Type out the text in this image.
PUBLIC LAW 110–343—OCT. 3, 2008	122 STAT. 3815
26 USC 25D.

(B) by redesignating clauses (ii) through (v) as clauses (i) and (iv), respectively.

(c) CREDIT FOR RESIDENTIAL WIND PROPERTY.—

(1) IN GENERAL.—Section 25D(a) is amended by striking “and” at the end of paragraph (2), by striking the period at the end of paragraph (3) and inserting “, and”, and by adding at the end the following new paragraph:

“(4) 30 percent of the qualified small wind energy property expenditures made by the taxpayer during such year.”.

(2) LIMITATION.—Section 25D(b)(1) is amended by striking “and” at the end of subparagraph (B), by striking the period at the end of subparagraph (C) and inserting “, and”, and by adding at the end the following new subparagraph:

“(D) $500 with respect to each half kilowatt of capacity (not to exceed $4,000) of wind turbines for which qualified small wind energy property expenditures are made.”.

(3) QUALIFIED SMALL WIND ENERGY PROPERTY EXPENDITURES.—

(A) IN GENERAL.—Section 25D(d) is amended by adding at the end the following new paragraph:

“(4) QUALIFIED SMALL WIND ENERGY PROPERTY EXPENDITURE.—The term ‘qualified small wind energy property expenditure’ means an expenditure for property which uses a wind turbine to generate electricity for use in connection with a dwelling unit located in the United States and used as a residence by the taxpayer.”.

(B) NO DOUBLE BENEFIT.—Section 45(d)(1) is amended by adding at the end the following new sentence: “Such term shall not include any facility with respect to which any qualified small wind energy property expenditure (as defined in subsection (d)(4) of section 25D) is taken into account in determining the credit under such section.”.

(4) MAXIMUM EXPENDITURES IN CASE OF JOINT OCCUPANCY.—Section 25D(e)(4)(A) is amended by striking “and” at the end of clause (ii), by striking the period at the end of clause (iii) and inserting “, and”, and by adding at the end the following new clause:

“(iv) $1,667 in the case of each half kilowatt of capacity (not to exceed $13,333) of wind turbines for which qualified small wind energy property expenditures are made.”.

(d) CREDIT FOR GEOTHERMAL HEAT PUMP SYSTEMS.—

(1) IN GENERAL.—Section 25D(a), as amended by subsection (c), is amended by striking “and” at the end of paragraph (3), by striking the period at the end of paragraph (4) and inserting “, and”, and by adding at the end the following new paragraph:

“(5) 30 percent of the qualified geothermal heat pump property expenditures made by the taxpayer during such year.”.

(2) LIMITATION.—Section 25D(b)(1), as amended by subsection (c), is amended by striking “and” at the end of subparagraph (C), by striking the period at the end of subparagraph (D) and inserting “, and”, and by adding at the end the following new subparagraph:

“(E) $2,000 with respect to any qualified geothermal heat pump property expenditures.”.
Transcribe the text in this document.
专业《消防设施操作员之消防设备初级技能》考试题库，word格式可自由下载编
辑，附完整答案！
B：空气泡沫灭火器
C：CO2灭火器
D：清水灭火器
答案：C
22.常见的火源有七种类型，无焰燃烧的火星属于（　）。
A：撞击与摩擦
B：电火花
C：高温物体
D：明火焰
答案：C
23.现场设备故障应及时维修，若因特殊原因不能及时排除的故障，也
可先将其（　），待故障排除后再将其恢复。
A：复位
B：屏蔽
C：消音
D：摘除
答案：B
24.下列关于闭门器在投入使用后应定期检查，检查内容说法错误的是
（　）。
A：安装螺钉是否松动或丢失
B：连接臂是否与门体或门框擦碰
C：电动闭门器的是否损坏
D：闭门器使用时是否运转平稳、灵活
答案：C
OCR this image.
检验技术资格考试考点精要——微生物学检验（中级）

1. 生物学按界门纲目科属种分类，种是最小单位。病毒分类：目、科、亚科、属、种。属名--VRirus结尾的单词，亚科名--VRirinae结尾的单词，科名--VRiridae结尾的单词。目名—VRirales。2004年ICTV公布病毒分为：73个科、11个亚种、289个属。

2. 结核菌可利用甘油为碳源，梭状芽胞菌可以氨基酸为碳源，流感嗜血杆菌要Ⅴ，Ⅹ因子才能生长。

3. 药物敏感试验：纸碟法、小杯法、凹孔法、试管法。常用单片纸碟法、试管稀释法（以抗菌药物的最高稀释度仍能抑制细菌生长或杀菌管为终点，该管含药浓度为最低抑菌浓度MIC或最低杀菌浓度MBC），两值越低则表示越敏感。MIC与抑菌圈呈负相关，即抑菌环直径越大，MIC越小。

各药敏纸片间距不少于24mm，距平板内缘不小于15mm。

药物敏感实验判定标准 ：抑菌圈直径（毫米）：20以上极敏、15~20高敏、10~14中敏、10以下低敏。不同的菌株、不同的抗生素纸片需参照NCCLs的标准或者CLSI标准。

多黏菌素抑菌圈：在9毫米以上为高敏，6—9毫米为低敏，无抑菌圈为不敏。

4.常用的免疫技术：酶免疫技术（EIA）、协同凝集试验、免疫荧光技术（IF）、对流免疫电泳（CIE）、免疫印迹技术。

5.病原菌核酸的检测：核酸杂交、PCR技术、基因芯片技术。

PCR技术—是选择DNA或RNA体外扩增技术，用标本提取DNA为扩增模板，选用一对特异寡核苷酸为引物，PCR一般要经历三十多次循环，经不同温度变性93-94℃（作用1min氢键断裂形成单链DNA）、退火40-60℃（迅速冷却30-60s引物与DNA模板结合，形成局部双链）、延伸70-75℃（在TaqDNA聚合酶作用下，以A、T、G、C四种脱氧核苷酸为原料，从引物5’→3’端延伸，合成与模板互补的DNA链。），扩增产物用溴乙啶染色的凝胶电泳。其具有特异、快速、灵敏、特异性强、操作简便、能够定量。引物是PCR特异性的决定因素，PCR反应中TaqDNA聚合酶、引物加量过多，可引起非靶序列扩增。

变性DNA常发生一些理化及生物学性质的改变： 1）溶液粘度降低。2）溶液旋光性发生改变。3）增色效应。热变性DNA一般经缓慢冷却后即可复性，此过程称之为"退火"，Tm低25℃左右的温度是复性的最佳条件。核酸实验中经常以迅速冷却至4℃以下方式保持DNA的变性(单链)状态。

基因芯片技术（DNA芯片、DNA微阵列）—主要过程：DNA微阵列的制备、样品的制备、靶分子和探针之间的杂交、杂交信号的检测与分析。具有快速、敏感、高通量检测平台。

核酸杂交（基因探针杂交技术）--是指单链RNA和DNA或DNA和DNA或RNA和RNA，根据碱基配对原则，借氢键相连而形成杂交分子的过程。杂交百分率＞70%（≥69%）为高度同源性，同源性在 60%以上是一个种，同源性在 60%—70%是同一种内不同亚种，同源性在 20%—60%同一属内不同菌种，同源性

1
-------------------------
— DIRECTIONS —
From the records above, extract every entry exactly as given.

— EXERCISE SOLUTION —
Type out the text in this image.
PUBLIC LAW 110–343—OCT. 3, 2008	122 STAT. 3815
26 USC 25D.

(B) by redesignating clauses (ii) through (v) as clauses (i) and (iv), respectively.

(c) CREDIT FOR RESIDENTIAL WIND PROPERTY.—

(1) IN GENERAL.—Section 25D(a) is amended by striking “and” at the end of paragraph (2), by striking the period at the end of paragraph (3) and inserting “, and”, and by adding at the end the following new paragraph:

“(4) 30 percent of the qualified small wind energy property expenditures made by the taxpayer during such year.”.

(2) LIMITATION.—Section 25D(b)(1) is amended by striking “and” at the end of subparagraph (B), by striking the period at the end of subparagraph (C) and inserting “, and”, and by adding at the end the following new subparagraph:

“(D) $500 with respect to each half kilowatt of capacity (not to exceed $4,000) of wind turbines for which qualified small wind energy property expenditures are made.”.

(3) QUALIFIED SMALL WIND ENERGY PROPERTY EXPENDITURES.—

(A) IN GENERAL.—Section 25D(d) is amended by adding at the end the following new paragraph:

“(4) QUALIFIED SMALL WIND ENERGY PROPERTY EXPENDITURE.—The term ‘qualified small wind energy property expenditure’ means an expenditure for property which uses a wind turbine to generate electricity for use in connection with a dwelling unit located in the United States and used as a residence by the taxpayer.”.

(B) NO DOUBLE BENEFIT.—Section 45(d)(1) is amended by adding at the end the following new sentence: “Such term shall not include any facility with respect to which any qualified small wind energy property expenditure (as defined in subsection (d)(4) of section 25D) is taken into account in determining the credit under such section.”.

(4) MAXIMUM EXPENDITURES IN CASE OF JOINT OCCUPANCY.—Section 25D(e)(4)(A) is amended by striking “and” at the end of clause (ii), by striking the period at the end of clause (iii) and inserting “, and”, and by adding at the end the following new clause:

“(iv) $1,667 in the case of each half kilowatt of capacity (not to exceed $13,333) of wind turbines for which qualified small wind energy property expenditures are made.”.

(d) CREDIT FOR GEOTHERMAL HEAT PUMP SYSTEMS.—

(1) IN GENERAL.—Section 25D(a), as amended by subsection (c), is amended by striking “and” at the end of paragraph (3), by striking the period at the end of paragraph (4) and inserting “, and”, and by adding at the end the following new paragraph:

“(5) 30 percent of the qualified geothermal heat pump property expenditures made by the taxpayer during such year.”.

(2) LIMITATION.—Section 25D(b)(1), as amended by subsection (c), is amended by striking “and” at the end of subparagraph (C), by striking the period at the end of subparagraph (D) and inserting “, and”, and by adding at the end the following new subparagraph:

“(E) $2,000 with respect to any qualified geothermal heat pump property expenditures.”.
Transcribe the text in this document.
专业《消防设施操作员之消防设备初级技能》考试题库，word格式可自由下载编
辑，附完整答案！
B：空气泡沫灭火器
C：CO2灭火器
D：清水灭火器
答案：C
22.常见的火源有七种类型，无焰燃烧的火星属于（　）。
A：撞击与摩擦
B：电火花
C：高温物体
D：明火焰
答案：C
23.现场设备故障应及时维修，若因特殊原因不能及时排除的故障，也
可先将其（　），待故障排除后再将其恢复。
A：复位
B：屏蔽
C：消音
D：摘除
答案：B
24.下列关于闭门器在投入使用后应定期检查，检查内容说法错误的是
（　）。
A：安装螺钉是否松动或丢失
B：连接臂是否与门体或门框擦碰
C：电动闭门器的是否损坏
D：闭门器使用时是否运转平稳、灵活
答案：C
OCR this image.
检验技术资格考试考点精要——微生物学检验（中级）

1. 生物学按界门纲目科属种分类，种是最小单位。病毒分类：目、科、亚科、属、种。属名--VRirus结尾的单词，亚科名--VRirinae结尾的单词，科名--VRiridae结尾的单词。目名—VRirales。2004年ICTV公布病毒分为：73个科、11个亚种、289个属。

2. 结核菌可利用甘油为碳源，梭状芽胞菌可以氨基酸为碳源，流感嗜血杆菌要Ⅴ，Ⅹ因子才能生长。

3. 药物敏感试验：纸碟法、小杯法、凹孔法、试管法。常用单片纸碟法、试管稀释法（以抗菌药物的最高稀释度仍能抑制细菌生长或杀菌管为终点，该管含药浓度为最低抑菌浓度MIC或最低杀菌浓度MBC），两值越低则表示越敏感。MIC与抑菌圈呈负相关，即抑菌环直径越大，MIC越小。

各药敏纸片间距不少于24mm，距平板内缘不小于15mm。

药物敏感实验判定标准 ：抑菌圈直径（毫米）：20以上极敏、15~20高敏、10~14中敏、10以下低敏。不同的菌株、不同的抗生素纸片需参照NCCLs的标准或者CLSI标准。

多黏菌素抑菌圈：在9毫米以上为高敏，6—9毫米为低敏，无抑菌圈为不敏。

4.常用的免疫技术：酶免疫技术（EIA）、协同凝集试验、免疫荧光技术（IF）、对流免疫电泳（CIE）、免疫印迹技术。

5.病原菌核酸的检测：核酸杂交、PCR技术、基因芯片技术。

PCR技术—是选择DNA或RNA体外扩增技术，用标本提取DNA为扩增模板，选用一对特异寡核苷酸为引物，PCR一般要经历三十多次循环，经不同温度变性93-94℃（作用1min氢键断裂形成单链DNA）、退火40-60℃（迅速冷却30-60s引物与DNA模板结合，形成局部双链）、延伸70-75℃（在TaqDNA聚合酶作用下，以A、T、G、C四种脱氧核苷酸为原料，从引物5’→3’端延伸，合成与模板互补的DNA链。），扩增产物用溴乙啶染色的凝胶电泳。其具有特异、快速、灵敏、特异性强、操作简便、能够定量。引物是PCR特异性的决定因素，PCR反应中TaqDNA聚合酶、引物加量过多，可引起非靶序列扩增。

变性DNA常发生一些理化及生物学性质的改变： 1）溶液粘度降低。2）溶液旋光性发生改变。3）增色效应。热变性DNA一般经缓慢冷却后即可复性，此过程称之为"退火"，Tm低25℃左右的温度是复性的最佳条件。核酸实验中经常以迅速冷却至4℃以下方式保持DNA的变性(单链)状态。

基因芯片技术（DNA芯片、DNA微阵列）—主要过程：DNA微阵列的制备、样品的制备、靶分子和探针之间的杂交、杂交信号的检测与分析。具有快速、敏感、高通量检测平台。

核酸杂交（基因探针杂交技术）--是指单链RNA和DNA或DNA和DNA或RNA和RNA，根据碱基配对原则，借氢键相连而形成杂交分子的过程。杂交百分率＞70%（≥69%）为高度同源性，同源性在 60%以上是一个种，同源性在 60%—70%是同一种内不同亚种，同源性在 20%—60%同一属内不同菌种，同源性

1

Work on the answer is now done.